"Mereka yang kini masuk 10 besar hanya karena berasal dari induk organisasi tertentu, sebut saja salah satunya jaringan alumni GMNI dan yang lainnya. Coba telisik saja nama-nama yang masuk 10 besar calon KPU Kabupaten maupun Kota di Jawa Tengah, terutama di Soloraya," kata Basori.
"Dimana 70 persen sampai 80 persen adalah kader-kader GMNI yang ditempatkan di masing-masing Kabupaten,”tambahnya.
Basori mengemukakan, banyaknya kader-kader GMNI masuk 10 besar tersebut tidak bisa dilihat berdiri sendiri atau secara kebetulan. Sebab, lanjut Basori, mereka mempunyai kualitas dan kualifikasi sebagai penyelenggara Pemilu.

[Daftar wilayah elemen]
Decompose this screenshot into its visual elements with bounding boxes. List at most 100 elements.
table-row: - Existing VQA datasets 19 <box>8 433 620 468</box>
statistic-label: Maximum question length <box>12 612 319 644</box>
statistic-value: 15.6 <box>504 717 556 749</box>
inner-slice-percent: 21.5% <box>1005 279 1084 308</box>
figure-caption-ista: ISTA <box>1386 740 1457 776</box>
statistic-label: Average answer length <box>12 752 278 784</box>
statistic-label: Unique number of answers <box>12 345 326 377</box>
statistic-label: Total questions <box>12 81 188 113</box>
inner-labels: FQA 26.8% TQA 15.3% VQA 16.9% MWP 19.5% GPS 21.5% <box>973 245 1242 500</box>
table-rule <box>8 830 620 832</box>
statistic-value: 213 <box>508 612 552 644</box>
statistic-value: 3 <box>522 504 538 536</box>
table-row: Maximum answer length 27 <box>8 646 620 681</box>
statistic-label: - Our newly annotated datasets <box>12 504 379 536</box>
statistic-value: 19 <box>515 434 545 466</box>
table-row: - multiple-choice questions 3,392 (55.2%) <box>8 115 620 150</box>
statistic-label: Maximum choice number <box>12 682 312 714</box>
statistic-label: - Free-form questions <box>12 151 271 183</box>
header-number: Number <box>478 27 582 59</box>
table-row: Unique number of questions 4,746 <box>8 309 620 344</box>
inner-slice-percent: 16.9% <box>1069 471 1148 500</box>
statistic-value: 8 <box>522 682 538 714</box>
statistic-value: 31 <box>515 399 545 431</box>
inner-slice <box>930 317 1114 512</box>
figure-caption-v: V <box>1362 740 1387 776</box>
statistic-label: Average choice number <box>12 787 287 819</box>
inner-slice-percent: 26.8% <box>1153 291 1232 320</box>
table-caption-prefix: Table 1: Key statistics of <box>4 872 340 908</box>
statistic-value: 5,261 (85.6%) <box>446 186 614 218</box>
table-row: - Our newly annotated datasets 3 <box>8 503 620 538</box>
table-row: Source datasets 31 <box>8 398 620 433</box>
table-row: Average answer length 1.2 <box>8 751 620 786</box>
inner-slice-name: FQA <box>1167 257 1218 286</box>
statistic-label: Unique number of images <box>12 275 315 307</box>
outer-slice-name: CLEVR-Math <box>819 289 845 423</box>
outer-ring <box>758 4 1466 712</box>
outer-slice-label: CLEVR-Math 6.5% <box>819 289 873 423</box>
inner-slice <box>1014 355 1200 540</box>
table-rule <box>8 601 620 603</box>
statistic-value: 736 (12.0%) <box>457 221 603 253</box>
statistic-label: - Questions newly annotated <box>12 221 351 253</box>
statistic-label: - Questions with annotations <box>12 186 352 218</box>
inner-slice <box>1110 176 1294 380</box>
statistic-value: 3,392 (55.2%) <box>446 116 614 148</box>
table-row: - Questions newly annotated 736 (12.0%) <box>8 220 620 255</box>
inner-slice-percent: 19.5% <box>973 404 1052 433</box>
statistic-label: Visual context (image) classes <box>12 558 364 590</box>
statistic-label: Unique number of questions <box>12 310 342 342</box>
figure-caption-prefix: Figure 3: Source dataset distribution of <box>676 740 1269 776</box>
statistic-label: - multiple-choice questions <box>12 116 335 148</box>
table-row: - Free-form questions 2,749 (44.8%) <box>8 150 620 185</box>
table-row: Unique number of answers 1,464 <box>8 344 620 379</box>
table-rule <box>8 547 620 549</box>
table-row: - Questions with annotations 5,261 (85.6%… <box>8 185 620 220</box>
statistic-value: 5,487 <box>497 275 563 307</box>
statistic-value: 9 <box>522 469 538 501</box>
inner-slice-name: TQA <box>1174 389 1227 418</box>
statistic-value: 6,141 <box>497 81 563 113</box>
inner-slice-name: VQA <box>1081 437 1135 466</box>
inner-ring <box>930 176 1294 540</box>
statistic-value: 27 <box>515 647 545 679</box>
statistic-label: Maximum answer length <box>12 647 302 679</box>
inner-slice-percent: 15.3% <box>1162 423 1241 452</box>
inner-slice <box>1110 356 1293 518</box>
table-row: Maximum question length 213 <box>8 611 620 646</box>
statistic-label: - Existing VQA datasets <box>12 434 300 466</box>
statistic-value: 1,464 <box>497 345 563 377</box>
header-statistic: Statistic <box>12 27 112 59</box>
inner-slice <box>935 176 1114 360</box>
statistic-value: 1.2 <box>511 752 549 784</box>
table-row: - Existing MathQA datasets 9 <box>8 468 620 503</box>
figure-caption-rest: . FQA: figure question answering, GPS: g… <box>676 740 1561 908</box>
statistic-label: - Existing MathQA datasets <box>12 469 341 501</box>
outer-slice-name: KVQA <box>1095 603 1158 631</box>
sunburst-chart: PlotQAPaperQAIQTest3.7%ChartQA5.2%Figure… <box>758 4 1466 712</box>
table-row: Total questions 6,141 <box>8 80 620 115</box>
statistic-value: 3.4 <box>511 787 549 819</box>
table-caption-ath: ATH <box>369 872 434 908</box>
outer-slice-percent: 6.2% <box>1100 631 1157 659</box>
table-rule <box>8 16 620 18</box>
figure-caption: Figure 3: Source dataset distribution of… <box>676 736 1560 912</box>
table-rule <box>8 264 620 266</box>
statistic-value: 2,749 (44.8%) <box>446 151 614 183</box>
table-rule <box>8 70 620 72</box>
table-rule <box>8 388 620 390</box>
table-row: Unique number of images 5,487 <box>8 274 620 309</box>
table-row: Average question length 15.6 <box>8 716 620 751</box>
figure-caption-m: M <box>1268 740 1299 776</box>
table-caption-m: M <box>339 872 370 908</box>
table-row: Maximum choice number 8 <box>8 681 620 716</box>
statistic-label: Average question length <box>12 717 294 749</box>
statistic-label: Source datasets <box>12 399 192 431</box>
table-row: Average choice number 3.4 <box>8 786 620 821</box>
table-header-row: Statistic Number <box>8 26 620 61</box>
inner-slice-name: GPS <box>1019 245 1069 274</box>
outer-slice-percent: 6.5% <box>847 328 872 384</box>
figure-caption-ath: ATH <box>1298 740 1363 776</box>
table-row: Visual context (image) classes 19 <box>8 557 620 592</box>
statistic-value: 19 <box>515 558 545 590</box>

Tujuan Tugas:
Salin kembali seluruh bagian teks berita tentang calon KPU dari "Basori mengemukakan, banyaknya" hingga "sebagai penyelenggara Pemilu.", lalu ganti "penyelenggara Pemilu" dengan "pelaksana Pemilu".

Hasil Latihan:
Basori mengemukakan, banyaknya kader-kader GMNI masuk 10 besar tersebut tidak bisa dilihat berdiri sendiri atau secara kebetulan. Sebab, lanjut Basori, mereka mempunyai kualitas dan kualifikasi sebagai pelaksana Pemilu.